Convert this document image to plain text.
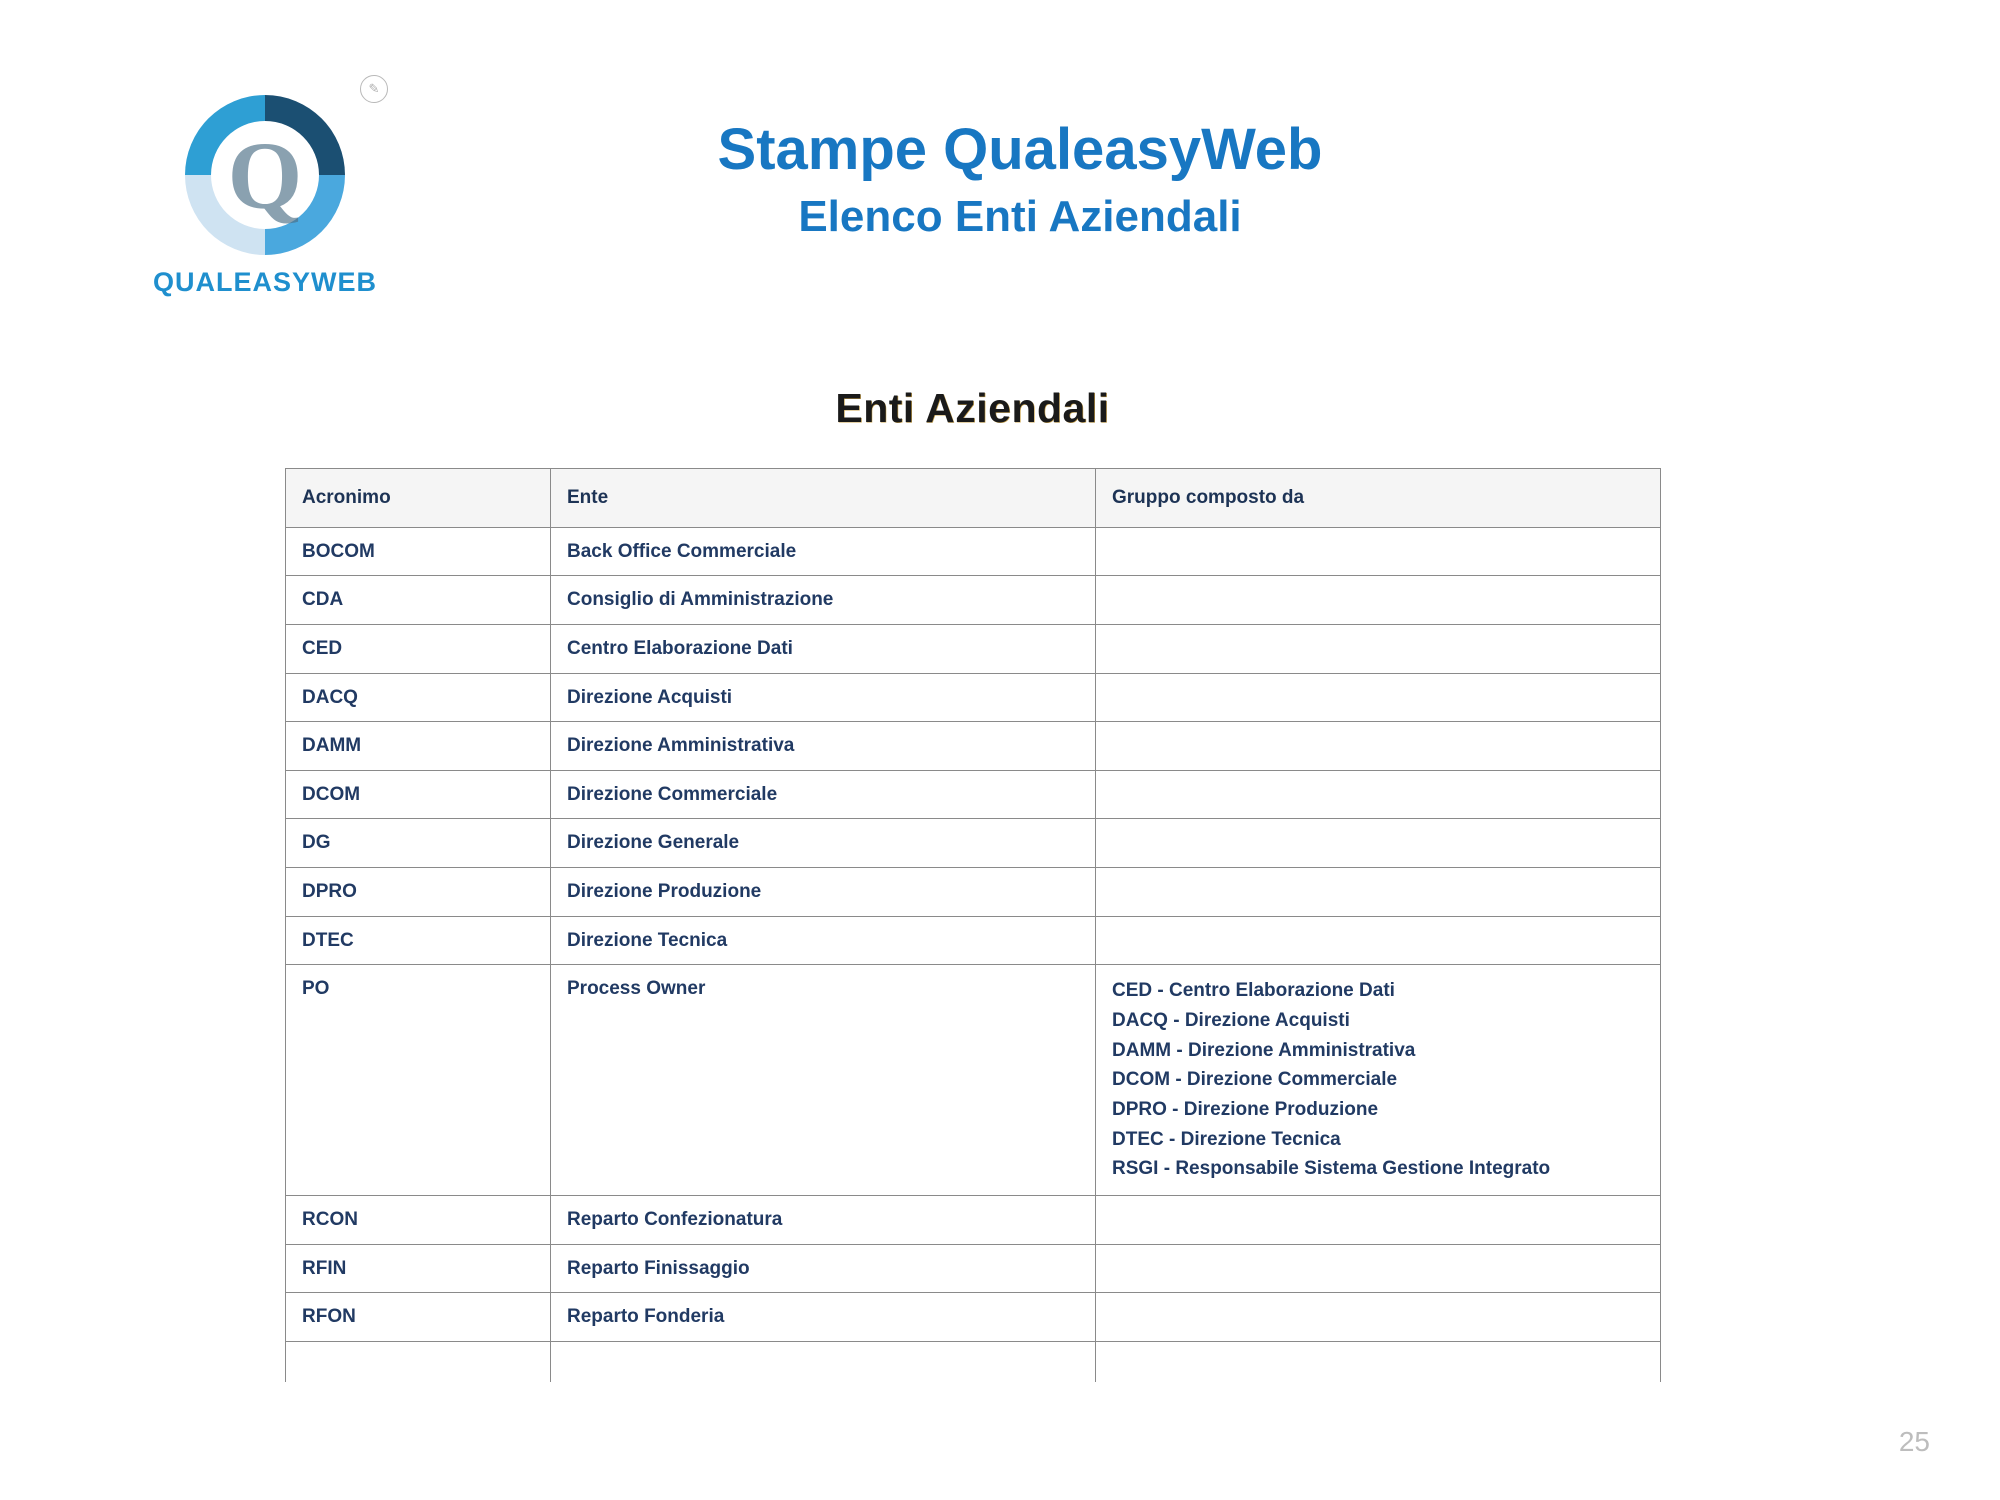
Q
✎
QUALEASYWEB
Stampe QualeasyWeb
Elenco Enti Aziendali
Enti Aziendali
Acronimo	Ente	Gruppo composto da
BOCOM	Back Office Commerciale	
CDA	Consiglio di Amministrazione	
CED	Centro Elaborazione Dati	
DACQ	Direzione Acquisti	
DAMM	Direzione Amministrativa	
DCOM	Direzione Commerciale	
DG	Direzione Generale	
DPRO	Direzione Produzione	
DTEC	Direzione Tecnica	
PO	Process Owner	CED - Centro Elaborazione Dati
DACQ - Direzione Acquisti
DAMM - Direzione Amministrativa
DCOM - Direzione Commerciale
DPRO - Direzione Produzione
DTEC - Direzione Tecnica
RSGI - Responsabile Sistema Gestione Integrato

RCON	Reparto Confezionatura	
RFIN	Reparto Finissaggio	
RFON	Reparto Fonderia	

25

**Written request:**
Would you set down the listing exactly, omitting pictures?

**Written reply:**
Convert this document image to plain text.
Q
✎
QUALEASYWEB
Stampe QualeasyWeb
Elenco Enti Aziendali
Enti Aziendali
Acronimo	Ente	Gruppo composto da
BOCOM	Back Office Commerciale	
CDA	Consiglio di Amministrazione	
CED	Centro Elaborazione Dati	
DACQ	Direzione Acquisti	
DAMM	Direzione Amministrativa	
DCOM	Direzione Commerciale	
DG	Direzione Generale	
DPRO	Direzione Produzione	
DTEC	Direzione Tecnica	
PO	Process Owner	CED - Centro Elaborazione Dati
DACQ - Direzione Acquisti
DAMM - Direzione Amministrativa
DCOM - Direzione Commerciale
DPRO - Direzione Produzione
DTEC - Direzione Tecnica
RSGI - Responsabile Sistema Gestione Integrato

RCON	Reparto Confezionatura	
RFIN	Reparto Finissaggio	
RFON	Reparto Fonderia	

25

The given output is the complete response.